Data provided:
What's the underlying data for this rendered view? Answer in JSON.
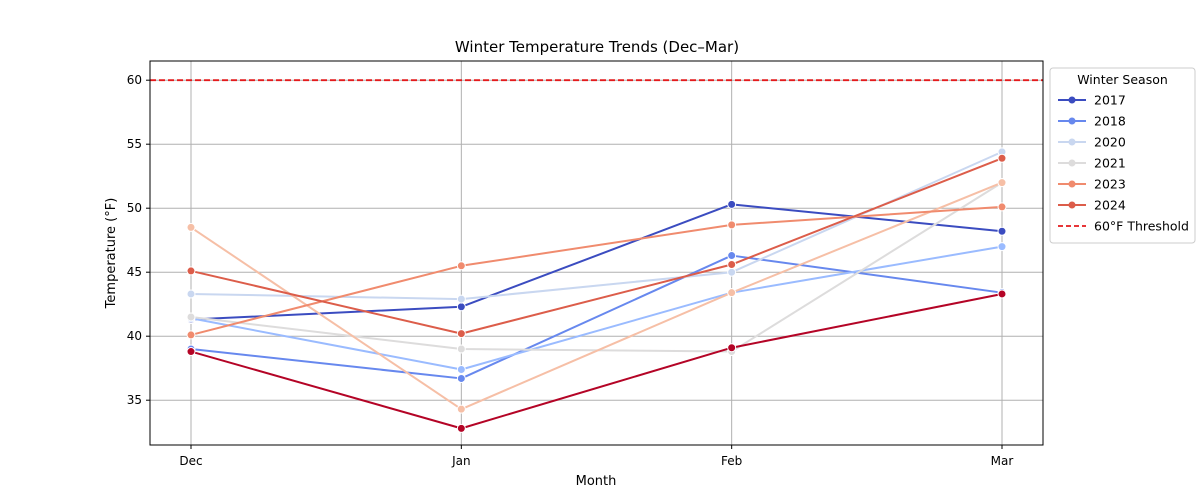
{
  "chart_data": {
    "type": "line",
    "title": "Winter Temperature Trends (Dec–Mar)",
    "xlabel": "Month",
    "ylabel": "Temperature (°F)",
    "categories": [
      "Dec",
      "Jan",
      "Feb",
      "Mar"
    ],
    "ylim": [
      31.5,
      61.5
    ],
    "yticks": [
      35,
      40,
      45,
      50,
      55,
      60
    ],
    "grid": true,
    "legend": {
      "title": "Winter Season",
      "placement": "upper-right-outside"
    },
    "threshold": {
      "name": "60°F Threshold",
      "value": 60,
      "color": "#e41a1c",
      "style": "dashed"
    },
    "series": [
      {
        "name": "2017",
        "color": "#3b4cc0",
        "values": [
          41.3,
          42.3,
          50.3,
          48.2
        ],
        "in_legend": true
      },
      {
        "name": "2018",
        "color": "#6788ee",
        "values": [
          39.0,
          36.7,
          46.3,
          43.4
        ],
        "in_legend": true
      },
      {
        "name": "",
        "color": "#9abbff",
        "values": [
          41.4,
          37.4,
          43.4,
          47.0
        ],
        "in_legend": false
      },
      {
        "name": "2020",
        "color": "#c9d7f0",
        "values": [
          43.3,
          42.9,
          45.0,
          54.4
        ],
        "in_legend": true
      },
      {
        "name": "2021",
        "color": "#dddcdc",
        "values": [
          41.5,
          39.0,
          38.8,
          52.0
        ],
        "in_legend": true
      },
      {
        "name": "",
        "color": "#f6bfa6",
        "values": [
          48.5,
          34.3,
          43.4,
          52.0
        ],
        "in_legend": false
      },
      {
        "name": "2023",
        "color": "#f08b6e",
        "values": [
          40.1,
          45.5,
          48.7,
          50.1
        ],
        "in_legend": true
      },
      {
        "name": "2024",
        "color": "#dc5d4a",
        "values": [
          45.1,
          40.2,
          45.6,
          53.9
        ],
        "in_legend": true
      },
      {
        "name": "",
        "color": "#b40426",
        "values": [
          38.8,
          32.8,
          39.1,
          43.3
        ],
        "in_legend": false
      }
    ]
  }
}
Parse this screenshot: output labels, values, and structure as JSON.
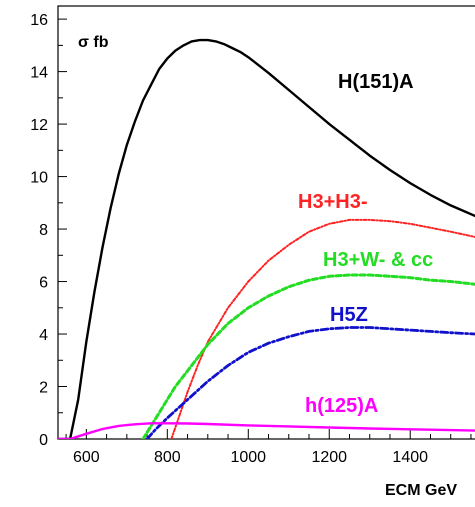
{
  "chart_data": {
    "type": "line",
    "title": "",
    "xlabel": "ECM GeV",
    "ylabel": "σ fb",
    "xlim": [
      530,
      1560
    ],
    "ylim": [
      0,
      16.5
    ],
    "x_ticks": [
      600,
      800,
      1000,
      1200,
      1400
    ],
    "y_ticks": [
      0,
      2,
      4,
      6,
      8,
      10,
      12,
      14,
      16
    ],
    "grid": false,
    "legend": "none",
    "series": [
      {
        "label": "H(151)A",
        "color": "#000000",
        "style": "solid",
        "x": [
          530,
          560,
          580,
          600,
          620,
          640,
          660,
          680,
          700,
          720,
          740,
          760,
          780,
          800,
          820,
          840,
          860,
          880,
          900,
          920,
          940,
          960,
          980,
          1000,
          1050,
          1100,
          1150,
          1200,
          1250,
          1300,
          1350,
          1400,
          1450,
          1500,
          1560
        ],
        "y": [
          0.0,
          0.0,
          1.5,
          3.7,
          5.6,
          7.3,
          8.8,
          10.1,
          11.2,
          12.1,
          12.9,
          13.5,
          14.1,
          14.5,
          14.8,
          15.0,
          15.15,
          15.2,
          15.2,
          15.15,
          15.05,
          14.9,
          14.75,
          14.55,
          13.95,
          13.3,
          12.65,
          12.0,
          11.4,
          10.8,
          10.25,
          9.75,
          9.3,
          8.9,
          8.5
        ]
      },
      {
        "label": "H3+H3-",
        "color": "#ff2222",
        "style": "dashdot-fine",
        "x": [
          810,
          830,
          850,
          875,
          900,
          950,
          1000,
          1050,
          1100,
          1150,
          1200,
          1250,
          1300,
          1350,
          1400,
          1450,
          1500,
          1560
        ],
        "y": [
          0.0,
          0.9,
          1.8,
          2.8,
          3.7,
          5.0,
          6.0,
          6.8,
          7.4,
          7.9,
          8.2,
          8.35,
          8.35,
          8.3,
          8.2,
          8.05,
          7.9,
          7.7
        ]
      },
      {
        "label": "H3+W- & cc",
        "color": "#22dd22",
        "style": "dashed",
        "x": [
          740,
          760,
          780,
          800,
          820,
          850,
          900,
          950,
          1000,
          1050,
          1100,
          1150,
          1200,
          1250,
          1300,
          1350,
          1400,
          1450,
          1500,
          1560
        ],
        "y": [
          0.0,
          0.5,
          1.0,
          1.5,
          2.0,
          2.6,
          3.6,
          4.4,
          5.0,
          5.45,
          5.8,
          6.05,
          6.2,
          6.25,
          6.25,
          6.2,
          6.15,
          6.05,
          6.0,
          5.9
        ]
      },
      {
        "label": "H5Z",
        "color": "#1111cc",
        "style": "dashdot",
        "x": [
          750,
          770,
          800,
          850,
          900,
          950,
          1000,
          1050,
          1100,
          1150,
          1200,
          1250,
          1300,
          1350,
          1400,
          1450,
          1500,
          1560
        ],
        "y": [
          0.0,
          0.35,
          0.8,
          1.5,
          2.2,
          2.8,
          3.3,
          3.65,
          3.9,
          4.1,
          4.2,
          4.25,
          4.25,
          4.2,
          4.15,
          4.1,
          4.05,
          4.0
        ]
      },
      {
        "label": "h(125)A",
        "color": "#ff00ff",
        "style": "solid",
        "x": [
          530,
          560,
          600,
          640,
          680,
          720,
          760,
          800,
          850,
          900,
          1000,
          1100,
          1200,
          1300,
          1400,
          1500,
          1560
        ],
        "y": [
          0.0,
          0.0,
          0.2,
          0.38,
          0.5,
          0.56,
          0.6,
          0.6,
          0.59,
          0.57,
          0.52,
          0.48,
          0.44,
          0.4,
          0.37,
          0.34,
          0.32
        ]
      }
    ]
  }
}
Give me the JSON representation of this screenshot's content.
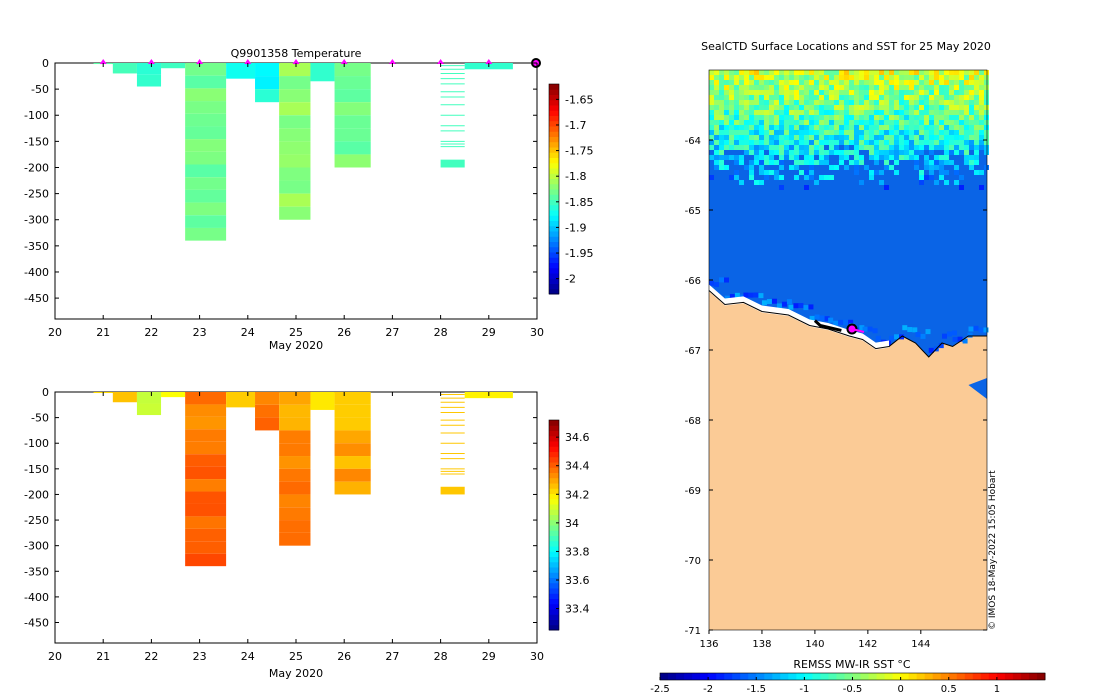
{
  "figure": {
    "top_title": "Q9901358  Temperature",
    "top_xlabel": "May 2020",
    "bottom_xlabel": "May 2020",
    "map_title": "SealCTD Surface Locations and SST for 25 May 2020",
    "map_colorbar_label": "REMSS MW-IR SST °C",
    "credit": "© IMOS 18-May-2022 15:05 Hobart"
  },
  "chart_data": [
    {
      "id": "temperature",
      "type": "heatmap",
      "title": "Q9901358  Temperature",
      "xlabel": "May 2020",
      "ylabel": "",
      "xlim": [
        20,
        30
      ],
      "ylim": [
        -490,
        0
      ],
      "xticks": [
        20,
        21,
        22,
        23,
        24,
        25,
        26,
        27,
        28,
        29,
        30
      ],
      "xtick_labels": [
        "20",
        "21",
        "22",
        "23",
        "24",
        "25",
        "26",
        "27",
        "28",
        "29",
        "30"
      ],
      "yticks": [
        0,
        -50,
        -100,
        -150,
        -200,
        -250,
        -300,
        -350,
        -400,
        -450
      ],
      "ytick_labels": [
        "0",
        "-50",
        "-100",
        "-150",
        "-200",
        "-250",
        "-300",
        "-350",
        "-400",
        "-450"
      ],
      "colorbar": {
        "range": [
          -2.03,
          -1.62
        ],
        "ticks": [
          -1.65,
          -1.7,
          -1.75,
          -1.8,
          -1.85,
          -1.9,
          -1.95,
          -2
        ],
        "tick_labels": [
          "-1.65",
          "-1.7",
          "-1.75",
          "-1.8",
          "-1.85",
          "-1.9",
          "-1.95",
          "-2"
        ],
        "colormap": "jet"
      },
      "markers": [
        21.0,
        22.0,
        23.0,
        24.0,
        25.0,
        26.0,
        27.0,
        28.0,
        29.0,
        30.0
      ],
      "profiles": [
        {
          "x0": 20.8,
          "x1": 21.2,
          "depth": 2,
          "value": -1.84
        },
        {
          "x0": 21.2,
          "x1": 21.7,
          "depth": 20,
          "value": -1.85
        },
        {
          "x0": 21.7,
          "x1": 22.2,
          "depth": 45,
          "value": -1.85
        },
        {
          "x0": 22.2,
          "x1": 22.7,
          "depth": 10,
          "value": -1.85
        },
        {
          "x0": 22.7,
          "x1": 23.55,
          "depth": 340,
          "value": -1.83
        },
        {
          "x0": 23.55,
          "x1": 24.15,
          "depth": 30,
          "value": -1.87
        },
        {
          "x0": 24.15,
          "x1": 24.65,
          "depth": 75,
          "value": -1.87
        },
        {
          "x0": 24.65,
          "x1": 25.3,
          "depth": 300,
          "value": -1.82
        },
        {
          "x0": 25.3,
          "x1": 25.8,
          "depth": 35,
          "value": -1.85
        },
        {
          "x0": 25.8,
          "x1": 26.55,
          "depth": 200,
          "value": -1.83
        },
        {
          "x0": 28.0,
          "x1": 28.5,
          "depth": 200,
          "value": -1.85
        },
        {
          "x0": 28.5,
          "x1": 29.5,
          "depth": 12,
          "value": -1.85
        }
      ]
    },
    {
      "id": "salinity",
      "type": "heatmap",
      "title": "",
      "xlabel": "May 2020",
      "ylabel": "",
      "xlim": [
        20,
        30
      ],
      "ylim": [
        -490,
        0
      ],
      "xticks": [
        20,
        21,
        22,
        23,
        24,
        25,
        26,
        27,
        28,
        29,
        30
      ],
      "xtick_labels": [
        "20",
        "21",
        "22",
        "23",
        "24",
        "25",
        "26",
        "27",
        "28",
        "29",
        "30"
      ],
      "yticks": [
        0,
        -50,
        -100,
        -150,
        -200,
        -250,
        -300,
        -350,
        -400,
        -450
      ],
      "ytick_labels": [
        "0",
        "-50",
        "-100",
        "-150",
        "-200",
        "-250",
        "-300",
        "-350",
        "-400",
        "-450"
      ],
      "colorbar": {
        "range": [
          33.25,
          34.72
        ],
        "ticks": [
          34.6,
          34.4,
          34.2,
          34,
          33.8,
          33.6,
          33.4
        ],
        "tick_labels": [
          "34.6",
          "34.4",
          "34.2",
          "34",
          "33.8",
          "33.6",
          "33.4"
        ],
        "colormap": "jet"
      },
      "profiles": [
        {
          "x0": 20.8,
          "x1": 21.2,
          "depth": 2,
          "value": 34.2
        },
        {
          "x0": 21.2,
          "x1": 21.7,
          "depth": 20,
          "value": 34.25
        },
        {
          "x0": 21.7,
          "x1": 22.2,
          "depth": 45,
          "value": 34.05
        },
        {
          "x0": 22.2,
          "x1": 22.7,
          "depth": 10,
          "value": 34.2
        },
        {
          "x0": 22.7,
          "x1": 23.55,
          "depth": 340,
          "value": 34.35
        },
        {
          "x0": 23.55,
          "x1": 24.15,
          "depth": 30,
          "value": 34.2
        },
        {
          "x0": 24.15,
          "x1": 24.65,
          "depth": 75,
          "value": 34.38
        },
        {
          "x0": 24.65,
          "x1": 25.3,
          "depth": 300,
          "value": 34.3
        },
        {
          "x0": 25.3,
          "x1": 25.8,
          "depth": 35,
          "value": 34.2
        },
        {
          "x0": 25.8,
          "x1": 26.55,
          "depth": 200,
          "value": 34.25
        },
        {
          "x0": 28.0,
          "x1": 28.5,
          "depth": 200,
          "value": 34.25
        },
        {
          "x0": 28.5,
          "x1": 29.5,
          "depth": 12,
          "value": 34.2
        }
      ]
    },
    {
      "id": "sst_map",
      "type": "heatmap",
      "title": "SealCTD Surface Locations and SST for 25 May 2020",
      "xlabel": "",
      "ylabel": "",
      "xlim": [
        136,
        146.5
      ],
      "ylim": [
        -71,
        -63
      ],
      "xticks": [
        136,
        138,
        140,
        142,
        144
      ],
      "xtick_labels": [
        "136",
        "138",
        "140",
        "142",
        "144"
      ],
      "yticks": [
        -64,
        -65,
        -66,
        -67,
        -68,
        -69,
        -70,
        -71
      ],
      "ytick_labels": [
        "-64",
        "-65",
        "-66",
        "-67",
        "-68",
        "-69",
        "-70",
        "-71"
      ],
      "colorbar": {
        "label": "REMSS MW-IR SST °C",
        "range": [
          -2.5,
          1.5
        ],
        "ticks": [
          -2.5,
          -2,
          -1.5,
          -1,
          -0.5,
          0,
          0.5,
          1
        ],
        "tick_labels": [
          "-2.5",
          "-2",
          "-1.5",
          "-1",
          "-0.5",
          "0",
          "0.5",
          "1"
        ],
        "colormap": "jet"
      },
      "surface_location": {
        "lon": 141.4,
        "lat": -66.7
      }
    }
  ]
}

Written request: Every line that holds the word "Locations" counts once; state the total number of such lines and nothing else.

Completed task: 2